*Stored data:*

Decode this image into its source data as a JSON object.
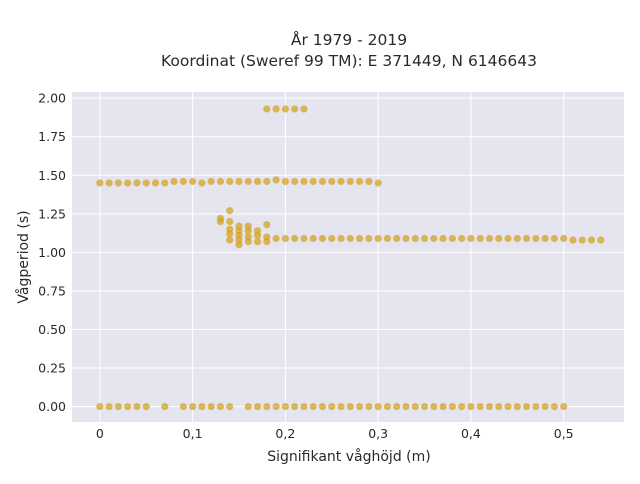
{
  "chart_data": {
    "type": "scatter",
    "title": "År 1979 - 2019",
    "subtitle": "Koordinat (Sweref 99 TM): E 371449, N 6146643",
    "xlabel": "Signifikant våghöjd (m)",
    "ylabel": "Vågperiod (s)",
    "xlim": [
      -0.03,
      0.565
    ],
    "ylim": [
      -0.1,
      2.04
    ],
    "x_ticks": [
      0,
      0.1,
      0.2,
      0.3,
      0.4,
      0.5
    ],
    "x_tick_labels": [
      "0",
      "0,1",
      "0,2",
      "0,3",
      "0,4",
      "0,5"
    ],
    "y_ticks": [
      0,
      0.25,
      0.5,
      0.75,
      1.0,
      1.25,
      1.5,
      1.75,
      2.0
    ],
    "y_tick_labels": [
      "0.00",
      "0.25",
      "0.50",
      "0.75",
      "1.00",
      "1.25",
      "1.50",
      "1.75",
      "2.00"
    ],
    "grid": true,
    "marker_color": "#d4a017",
    "plot_background": "#e5e5ef",
    "series": [
      {
        "points": [
          [
            0,
            0
          ],
          [
            0.01,
            0
          ],
          [
            0.02,
            0
          ],
          [
            0.03,
            0
          ],
          [
            0.04,
            0
          ],
          [
            0.05,
            0
          ],
          [
            0.07,
            0
          ],
          [
            0.09,
            0
          ],
          [
            0.1,
            0
          ],
          [
            0.11,
            0
          ],
          [
            0.12,
            0
          ],
          [
            0.13,
            0
          ],
          [
            0.14,
            0
          ],
          [
            0.16,
            0
          ],
          [
            0.17,
            0
          ],
          [
            0.18,
            0
          ],
          [
            0.19,
            0
          ],
          [
            0.2,
            0
          ],
          [
            0.21,
            0
          ],
          [
            0.22,
            0
          ],
          [
            0.23,
            0
          ],
          [
            0.24,
            0
          ],
          [
            0.25,
            0
          ],
          [
            0.26,
            0
          ],
          [
            0.27,
            0
          ],
          [
            0.28,
            0
          ],
          [
            0.29,
            0
          ],
          [
            0.3,
            0
          ],
          [
            0.31,
            0
          ],
          [
            0.32,
            0
          ],
          [
            0.33,
            0
          ],
          [
            0.34,
            0
          ],
          [
            0.35,
            0
          ],
          [
            0.36,
            0
          ],
          [
            0.37,
            0
          ],
          [
            0.38,
            0
          ],
          [
            0.39,
            0
          ],
          [
            0.4,
            0
          ],
          [
            0.41,
            0
          ],
          [
            0.42,
            0
          ],
          [
            0.43,
            0
          ],
          [
            0.44,
            0
          ],
          [
            0.45,
            0
          ],
          [
            0.46,
            0
          ],
          [
            0.47,
            0
          ],
          [
            0.48,
            0
          ],
          [
            0.49,
            0
          ],
          [
            0.5,
            0
          ],
          [
            0,
            1.45
          ],
          [
            0.01,
            1.45
          ],
          [
            0.02,
            1.45
          ],
          [
            0.03,
            1.45
          ],
          [
            0.04,
            1.45
          ],
          [
            0.05,
            1.45
          ],
          [
            0.06,
            1.45
          ],
          [
            0.07,
            1.45
          ],
          [
            0.08,
            1.46
          ],
          [
            0.09,
            1.46
          ],
          [
            0.1,
            1.46
          ],
          [
            0.11,
            1.45
          ],
          [
            0.12,
            1.46
          ],
          [
            0.13,
            1.46
          ],
          [
            0.14,
            1.46
          ],
          [
            0.15,
            1.46
          ],
          [
            0.16,
            1.46
          ],
          [
            0.17,
            1.46
          ],
          [
            0.18,
            1.46
          ],
          [
            0.19,
            1.47
          ],
          [
            0.2,
            1.46
          ],
          [
            0.21,
            1.46
          ],
          [
            0.22,
            1.46
          ],
          [
            0.23,
            1.46
          ],
          [
            0.24,
            1.46
          ],
          [
            0.25,
            1.46
          ],
          [
            0.26,
            1.46
          ],
          [
            0.27,
            1.46
          ],
          [
            0.28,
            1.46
          ],
          [
            0.29,
            1.46
          ],
          [
            0.3,
            1.45
          ],
          [
            0.18,
            1.93
          ],
          [
            0.19,
            1.93
          ],
          [
            0.2,
            1.93
          ],
          [
            0.21,
            1.93
          ],
          [
            0.22,
            1.93
          ],
          [
            0.13,
            1.22
          ],
          [
            0.13,
            1.2
          ],
          [
            0.14,
            1.27
          ],
          [
            0.14,
            1.2
          ],
          [
            0.14,
            1.15
          ],
          [
            0.14,
            1.12
          ],
          [
            0.14,
            1.08
          ],
          [
            0.15,
            1.17
          ],
          [
            0.15,
            1.14
          ],
          [
            0.15,
            1.11
          ],
          [
            0.15,
            1.08
          ],
          [
            0.15,
            1.05
          ],
          [
            0.16,
            1.17
          ],
          [
            0.16,
            1.14
          ],
          [
            0.16,
            1.1
          ],
          [
            0.16,
            1.07
          ],
          [
            0.17,
            1.14
          ],
          [
            0.17,
            1.11
          ],
          [
            0.17,
            1.07
          ],
          [
            0.18,
            1.18
          ],
          [
            0.18,
            1.1
          ],
          [
            0.18,
            1.07
          ],
          [
            0.19,
            1.09
          ],
          [
            0.2,
            1.09
          ],
          [
            0.21,
            1.09
          ],
          [
            0.22,
            1.09
          ],
          [
            0.23,
            1.09
          ],
          [
            0.24,
            1.09
          ],
          [
            0.25,
            1.09
          ],
          [
            0.26,
            1.09
          ],
          [
            0.27,
            1.09
          ],
          [
            0.28,
            1.09
          ],
          [
            0.29,
            1.09
          ],
          [
            0.3,
            1.09
          ],
          [
            0.31,
            1.09
          ],
          [
            0.32,
            1.09
          ],
          [
            0.33,
            1.09
          ],
          [
            0.34,
            1.09
          ],
          [
            0.35,
            1.09
          ],
          [
            0.36,
            1.09
          ],
          [
            0.37,
            1.09
          ],
          [
            0.38,
            1.09
          ],
          [
            0.39,
            1.09
          ],
          [
            0.4,
            1.09
          ],
          [
            0.41,
            1.09
          ],
          [
            0.42,
            1.09
          ],
          [
            0.43,
            1.09
          ],
          [
            0.44,
            1.09
          ],
          [
            0.45,
            1.09
          ],
          [
            0.46,
            1.09
          ],
          [
            0.47,
            1.09
          ],
          [
            0.48,
            1.09
          ],
          [
            0.49,
            1.09
          ],
          [
            0.5,
            1.09
          ],
          [
            0.51,
            1.08
          ],
          [
            0.52,
            1.08
          ],
          [
            0.53,
            1.08
          ],
          [
            0.54,
            1.08
          ]
        ]
      }
    ]
  }
}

*Work to be completed:*
Copy the data exactly. Any picture it contains is to be omitted.

*Reply to the task:*
Decode this image into its source data as a JSON object.
{
  "chart_data": {
    "type": "scatter",
    "title": "År 1979 - 2019",
    "subtitle": "Koordinat (Sweref 99 TM): E 371449, N 6146643",
    "xlabel": "Signifikant våghöjd (m)",
    "ylabel": "Vågperiod (s)",
    "xlim": [
      -0.03,
      0.565
    ],
    "ylim": [
      -0.1,
      2.04
    ],
    "x_ticks": [
      0,
      0.1,
      0.2,
      0.3,
      0.4,
      0.5
    ],
    "x_tick_labels": [
      "0",
      "0,1",
      "0,2",
      "0,3",
      "0,4",
      "0,5"
    ],
    "y_ticks": [
      0,
      0.25,
      0.5,
      0.75,
      1.0,
      1.25,
      1.5,
      1.75,
      2.0
    ],
    "y_tick_labels": [
      "0.00",
      "0.25",
      "0.50",
      "0.75",
      "1.00",
      "1.25",
      "1.50",
      "1.75",
      "2.00"
    ],
    "grid": true,
    "marker_color": "#d4a017",
    "plot_background": "#e5e5ef",
    "series": [
      {
        "points": [
          [
            0,
            0
          ],
          [
            0.01,
            0
          ],
          [
            0.02,
            0
          ],
          [
            0.03,
            0
          ],
          [
            0.04,
            0
          ],
          [
            0.05,
            0
          ],
          [
            0.07,
            0
          ],
          [
            0.09,
            0
          ],
          [
            0.1,
            0
          ],
          [
            0.11,
            0
          ],
          [
            0.12,
            0
          ],
          [
            0.13,
            0
          ],
          [
            0.14,
            0
          ],
          [
            0.16,
            0
          ],
          [
            0.17,
            0
          ],
          [
            0.18,
            0
          ],
          [
            0.19,
            0
          ],
          [
            0.2,
            0
          ],
          [
            0.21,
            0
          ],
          [
            0.22,
            0
          ],
          [
            0.23,
            0
          ],
          [
            0.24,
            0
          ],
          [
            0.25,
            0
          ],
          [
            0.26,
            0
          ],
          [
            0.27,
            0
          ],
          [
            0.28,
            0
          ],
          [
            0.29,
            0
          ],
          [
            0.3,
            0
          ],
          [
            0.31,
            0
          ],
          [
            0.32,
            0
          ],
          [
            0.33,
            0
          ],
          [
            0.34,
            0
          ],
          [
            0.35,
            0
          ],
          [
            0.36,
            0
          ],
          [
            0.37,
            0
          ],
          [
            0.38,
            0
          ],
          [
            0.39,
            0
          ],
          [
            0.4,
            0
          ],
          [
            0.41,
            0
          ],
          [
            0.42,
            0
          ],
          [
            0.43,
            0
          ],
          [
            0.44,
            0
          ],
          [
            0.45,
            0
          ],
          [
            0.46,
            0
          ],
          [
            0.47,
            0
          ],
          [
            0.48,
            0
          ],
          [
            0.49,
            0
          ],
          [
            0.5,
            0
          ],
          [
            0,
            1.45
          ],
          [
            0.01,
            1.45
          ],
          [
            0.02,
            1.45
          ],
          [
            0.03,
            1.45
          ],
          [
            0.04,
            1.45
          ],
          [
            0.05,
            1.45
          ],
          [
            0.06,
            1.45
          ],
          [
            0.07,
            1.45
          ],
          [
            0.08,
            1.46
          ],
          [
            0.09,
            1.46
          ],
          [
            0.1,
            1.46
          ],
          [
            0.11,
            1.45
          ],
          [
            0.12,
            1.46
          ],
          [
            0.13,
            1.46
          ],
          [
            0.14,
            1.46
          ],
          [
            0.15,
            1.46
          ],
          [
            0.16,
            1.46
          ],
          [
            0.17,
            1.46
          ],
          [
            0.18,
            1.46
          ],
          [
            0.19,
            1.47
          ],
          [
            0.2,
            1.46
          ],
          [
            0.21,
            1.46
          ],
          [
            0.22,
            1.46
          ],
          [
            0.23,
            1.46
          ],
          [
            0.24,
            1.46
          ],
          [
            0.25,
            1.46
          ],
          [
            0.26,
            1.46
          ],
          [
            0.27,
            1.46
          ],
          [
            0.28,
            1.46
          ],
          [
            0.29,
            1.46
          ],
          [
            0.3,
            1.45
          ],
          [
            0.18,
            1.93
          ],
          [
            0.19,
            1.93
          ],
          [
            0.2,
            1.93
          ],
          [
            0.21,
            1.93
          ],
          [
            0.22,
            1.93
          ],
          [
            0.13,
            1.22
          ],
          [
            0.13,
            1.2
          ],
          [
            0.14,
            1.27
          ],
          [
            0.14,
            1.2
          ],
          [
            0.14,
            1.15
          ],
          [
            0.14,
            1.12
          ],
          [
            0.14,
            1.08
          ],
          [
            0.15,
            1.17
          ],
          [
            0.15,
            1.14
          ],
          [
            0.15,
            1.11
          ],
          [
            0.15,
            1.08
          ],
          [
            0.15,
            1.05
          ],
          [
            0.16,
            1.17
          ],
          [
            0.16,
            1.14
          ],
          [
            0.16,
            1.1
          ],
          [
            0.16,
            1.07
          ],
          [
            0.17,
            1.14
          ],
          [
            0.17,
            1.11
          ],
          [
            0.17,
            1.07
          ],
          [
            0.18,
            1.18
          ],
          [
            0.18,
            1.1
          ],
          [
            0.18,
            1.07
          ],
          [
            0.19,
            1.09
          ],
          [
            0.2,
            1.09
          ],
          [
            0.21,
            1.09
          ],
          [
            0.22,
            1.09
          ],
          [
            0.23,
            1.09
          ],
          [
            0.24,
            1.09
          ],
          [
            0.25,
            1.09
          ],
          [
            0.26,
            1.09
          ],
          [
            0.27,
            1.09
          ],
          [
            0.28,
            1.09
          ],
          [
            0.29,
            1.09
          ],
          [
            0.3,
            1.09
          ],
          [
            0.31,
            1.09
          ],
          [
            0.32,
            1.09
          ],
          [
            0.33,
            1.09
          ],
          [
            0.34,
            1.09
          ],
          [
            0.35,
            1.09
          ],
          [
            0.36,
            1.09
          ],
          [
            0.37,
            1.09
          ],
          [
            0.38,
            1.09
          ],
          [
            0.39,
            1.09
          ],
          [
            0.4,
            1.09
          ],
          [
            0.41,
            1.09
          ],
          [
            0.42,
            1.09
          ],
          [
            0.43,
            1.09
          ],
          [
            0.44,
            1.09
          ],
          [
            0.45,
            1.09
          ],
          [
            0.46,
            1.09
          ],
          [
            0.47,
            1.09
          ],
          [
            0.48,
            1.09
          ],
          [
            0.49,
            1.09
          ],
          [
            0.5,
            1.09
          ],
          [
            0.51,
            1.08
          ],
          [
            0.52,
            1.08
          ],
          [
            0.53,
            1.08
          ],
          [
            0.54,
            1.08
          ]
        ]
      }
    ]
  }
}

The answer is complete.